- What this task involves -
Return a copy of each line that holds the string "Alternative".

- Given records -
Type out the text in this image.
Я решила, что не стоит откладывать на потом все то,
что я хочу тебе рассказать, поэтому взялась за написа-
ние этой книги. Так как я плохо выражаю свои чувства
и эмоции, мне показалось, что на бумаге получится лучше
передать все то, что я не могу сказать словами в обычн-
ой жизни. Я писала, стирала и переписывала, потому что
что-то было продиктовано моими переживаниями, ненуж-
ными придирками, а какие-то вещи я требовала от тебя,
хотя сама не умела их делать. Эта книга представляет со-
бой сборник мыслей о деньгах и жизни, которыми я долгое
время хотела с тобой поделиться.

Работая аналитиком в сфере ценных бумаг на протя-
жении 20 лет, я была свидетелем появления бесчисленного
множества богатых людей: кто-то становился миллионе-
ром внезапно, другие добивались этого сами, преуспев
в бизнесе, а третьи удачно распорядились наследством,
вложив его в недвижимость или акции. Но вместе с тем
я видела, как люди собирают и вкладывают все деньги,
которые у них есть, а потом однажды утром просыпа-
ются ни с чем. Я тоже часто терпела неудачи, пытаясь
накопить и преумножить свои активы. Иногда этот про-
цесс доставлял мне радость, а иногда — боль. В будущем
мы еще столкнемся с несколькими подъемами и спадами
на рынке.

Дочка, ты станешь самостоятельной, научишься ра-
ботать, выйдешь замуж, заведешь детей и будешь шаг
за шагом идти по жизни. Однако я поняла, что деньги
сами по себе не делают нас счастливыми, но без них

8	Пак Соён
...
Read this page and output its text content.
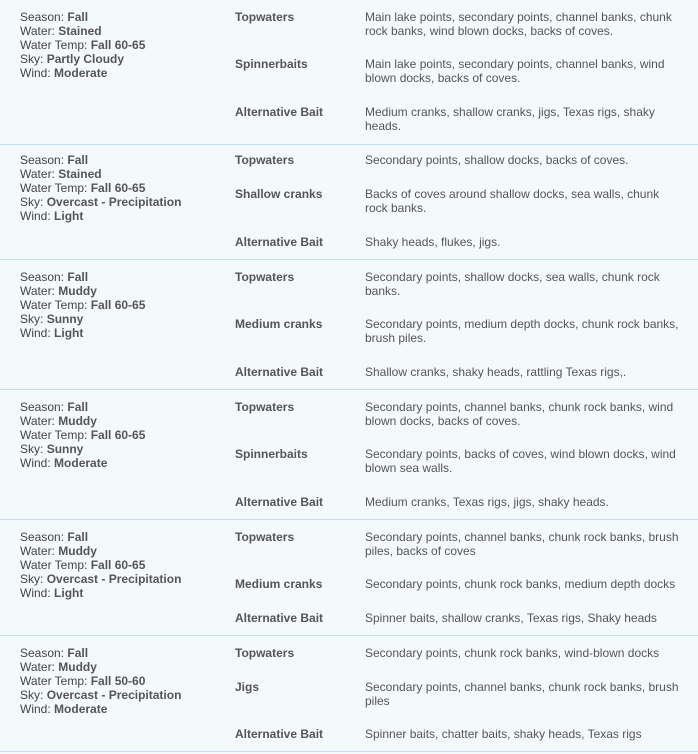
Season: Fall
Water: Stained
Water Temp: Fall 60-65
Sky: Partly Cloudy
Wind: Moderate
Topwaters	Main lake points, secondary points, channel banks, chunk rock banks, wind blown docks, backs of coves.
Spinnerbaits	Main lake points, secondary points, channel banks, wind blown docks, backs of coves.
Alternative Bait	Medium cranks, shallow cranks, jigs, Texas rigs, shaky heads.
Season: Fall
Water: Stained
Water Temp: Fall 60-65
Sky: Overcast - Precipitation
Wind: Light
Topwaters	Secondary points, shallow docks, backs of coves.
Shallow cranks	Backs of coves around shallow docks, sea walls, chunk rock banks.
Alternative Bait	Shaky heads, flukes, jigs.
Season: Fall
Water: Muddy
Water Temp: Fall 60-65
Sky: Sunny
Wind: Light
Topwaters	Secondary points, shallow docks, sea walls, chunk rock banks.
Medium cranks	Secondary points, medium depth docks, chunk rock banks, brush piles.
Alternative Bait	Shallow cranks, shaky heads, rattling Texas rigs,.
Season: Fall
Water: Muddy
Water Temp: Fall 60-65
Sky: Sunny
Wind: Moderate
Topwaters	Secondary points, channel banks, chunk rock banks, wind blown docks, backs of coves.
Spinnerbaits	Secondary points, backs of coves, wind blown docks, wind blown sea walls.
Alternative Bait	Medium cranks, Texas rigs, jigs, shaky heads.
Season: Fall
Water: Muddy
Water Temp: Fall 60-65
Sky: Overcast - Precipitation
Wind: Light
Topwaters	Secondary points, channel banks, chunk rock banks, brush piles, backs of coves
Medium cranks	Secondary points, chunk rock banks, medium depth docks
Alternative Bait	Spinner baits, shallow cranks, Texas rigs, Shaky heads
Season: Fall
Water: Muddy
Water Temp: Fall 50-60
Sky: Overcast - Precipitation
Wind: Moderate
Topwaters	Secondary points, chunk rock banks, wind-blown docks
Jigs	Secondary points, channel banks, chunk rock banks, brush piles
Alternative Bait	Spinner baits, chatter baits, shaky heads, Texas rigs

- Written response -
Alternative Bait	Medium cranks, shallow cranks, jigs, Texas rigs, shaky heads.
Alternative Bait	Shaky heads, flukes, jigs.
Alternative Bait	Shallow cranks, shaky heads, rattling Texas rigs,.
Alternative Bait	Medium cranks, Texas rigs, jigs, shaky heads.
Alternative Bait	Spinner baits, shallow cranks, Texas rigs, Shaky heads
Alternative Bait	Spinner baits, chatter baits, shaky heads, Texas rigs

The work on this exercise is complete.